__Selection__
□ □ □ □

Many customers in the carwash industry are familiar with the term TDS, or total dissolved solids. TDS is a very important parameter in the design of reverse osmosis (RO) systems. TDS is often reported in parts per million (ppm), such as 300 ppm for tap water or 2,000 ppm for well water, and is most commonly associated with sodium chloride, or table salt. However, it’s actually composed of a variety of salts and minerals.

Hardness and alkalinity are other terms familiar to many people, especially in discussions of traditional water softening. The reporting of both the hardness and alkalinity of water provides information relative to the levels of calcium and magnesium as well as carbonate and bicarbonate, respectively, in the water. Although this information is more descriptive than knowing just TDS alone, it still does not paint the complete picture.

A closer look at RO

RO (and nanofiltration) purifies water by concentrating the impurities in the feedwater (i.e., salts) into a waste stream. The industry terms “permeate” and “concentrate” refer to the purified water and waste stream, respectively. The ratio of the permeate separated from the feedwater entering the RO system is defined as the “recovery” rate and is expressed as a percentage. For example, if 5,000 gallons per day (GPD) of permeate were produced from 10,000 GPD of feedwater, the recovery rate would be 50 percent.

As the recovery of permeate is increased (i.e., more pure water produced), the quantity of salts is increased in the concentrate (waste) stream. For example, if the recovery rate is 50 percent, then the concentration of salts in the concentrate is twice that in the feed stream. This “concentration factor (CF)” increases from two to four if the recovery rate is increased from 50 percent to 75 percent. The relation between the CF and the recovery (R) looks like this: CF = 1 ÷ (1-R), where R equals permeate flow divided by feedwater flow (expressed as a decimal).

□ □ □ □

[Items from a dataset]
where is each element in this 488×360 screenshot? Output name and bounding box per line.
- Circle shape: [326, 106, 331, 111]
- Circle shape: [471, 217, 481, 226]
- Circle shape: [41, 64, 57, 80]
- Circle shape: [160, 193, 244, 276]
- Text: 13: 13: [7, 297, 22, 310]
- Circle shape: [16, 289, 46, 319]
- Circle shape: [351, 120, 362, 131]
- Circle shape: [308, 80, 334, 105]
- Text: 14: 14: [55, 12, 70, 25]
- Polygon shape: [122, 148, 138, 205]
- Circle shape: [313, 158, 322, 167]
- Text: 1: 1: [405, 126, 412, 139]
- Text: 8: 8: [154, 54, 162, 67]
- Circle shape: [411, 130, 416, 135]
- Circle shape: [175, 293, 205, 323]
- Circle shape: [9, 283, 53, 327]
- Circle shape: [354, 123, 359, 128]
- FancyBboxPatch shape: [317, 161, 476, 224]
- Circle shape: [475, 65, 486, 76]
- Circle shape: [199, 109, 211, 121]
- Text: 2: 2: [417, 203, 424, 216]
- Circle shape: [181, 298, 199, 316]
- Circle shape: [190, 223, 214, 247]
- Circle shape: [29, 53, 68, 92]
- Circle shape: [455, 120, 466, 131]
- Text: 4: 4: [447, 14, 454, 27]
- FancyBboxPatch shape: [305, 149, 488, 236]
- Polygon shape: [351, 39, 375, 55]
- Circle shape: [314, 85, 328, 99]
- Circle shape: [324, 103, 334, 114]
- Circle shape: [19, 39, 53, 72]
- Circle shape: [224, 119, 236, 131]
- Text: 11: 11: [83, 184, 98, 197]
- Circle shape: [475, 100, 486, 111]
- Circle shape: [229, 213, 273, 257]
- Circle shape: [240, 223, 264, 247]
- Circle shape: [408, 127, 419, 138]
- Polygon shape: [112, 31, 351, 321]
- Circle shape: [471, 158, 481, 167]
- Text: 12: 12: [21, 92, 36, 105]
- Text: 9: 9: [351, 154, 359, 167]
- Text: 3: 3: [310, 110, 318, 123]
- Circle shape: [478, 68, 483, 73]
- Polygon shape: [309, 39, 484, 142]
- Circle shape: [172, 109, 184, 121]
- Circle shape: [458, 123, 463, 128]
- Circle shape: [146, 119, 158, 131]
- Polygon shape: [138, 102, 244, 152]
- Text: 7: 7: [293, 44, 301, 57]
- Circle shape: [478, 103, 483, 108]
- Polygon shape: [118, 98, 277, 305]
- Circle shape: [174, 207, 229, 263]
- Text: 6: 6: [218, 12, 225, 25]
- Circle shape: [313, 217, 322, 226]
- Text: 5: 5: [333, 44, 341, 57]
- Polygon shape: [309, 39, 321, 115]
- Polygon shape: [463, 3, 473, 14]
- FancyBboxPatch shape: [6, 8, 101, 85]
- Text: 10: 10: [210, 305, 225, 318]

□ □ □ □

__The exercise__
Write the next part of the text on carwash water and reverse osmosis, picking up right after its last sentence.

__Output for this exercise__
The concentrate polarization factor (CPF) is another term used in the industry to predict the probability of scaling and can be defined as the ratio of salt concentration at the membrane surface to the salt concentration in the bulk stream. The CPF is a function of the permeate recovery rate and the membrane element geometry. In a typical RO system, the CPF ranges from 1.13 to 1.2, meaning that the concentration of salts at the membrane surface is 13 percent to 20 percent greater than in the bulk stream.

Determining the allowable recovery rate

To best determine the allowable recovery rate, it is important to know which specific ions and minerals are in the feedwater. As these impurities become more concentrated, several reach a point (i.e., CF) where they are no longer dissolved in water but precipitate and deposit onto the membrane surface and cause scaling. Scaling occurs on the concentrate end of the final (tail) elements of the RO system’s last vessel stage.

Several of these “sparingly soluble salts” are listed below in decreasing order of frequency of scaling issues:

  • Calcium carbonate, CaCO3
  • Calcium sulfate, CaSO4
  • Silica, SiO2
  • Barium sulfate, BaSO4
  • Strontium sulfate, SrSO4
  • Calcium phosphate, Ca3(PO4)2
  • Iron hydroxide, Fe(OH)2.

Since groundwater and surface water commonly contain calcium carbonate at concentrations close to saturation, calcium carbonate is the most frequently encountered scalant in operating RO systems. The solubility of calcium carbonate is dependent on the pH of the concentrate stream. At lower pH (acidic conditions), calcium carbonate tends to stay dissolved in the concentrate.

One indicator of the potential for calcium carbonate scaling is the Langelier Saturation Index (LSI), which compares the pH of the concentrate stream with the saturation pH. The LSI is used for brackish waters (TDS < 10,000 ppm). An LSI > 0 indicates that the calcium carbonate in the concentrate is beyond the saturation point.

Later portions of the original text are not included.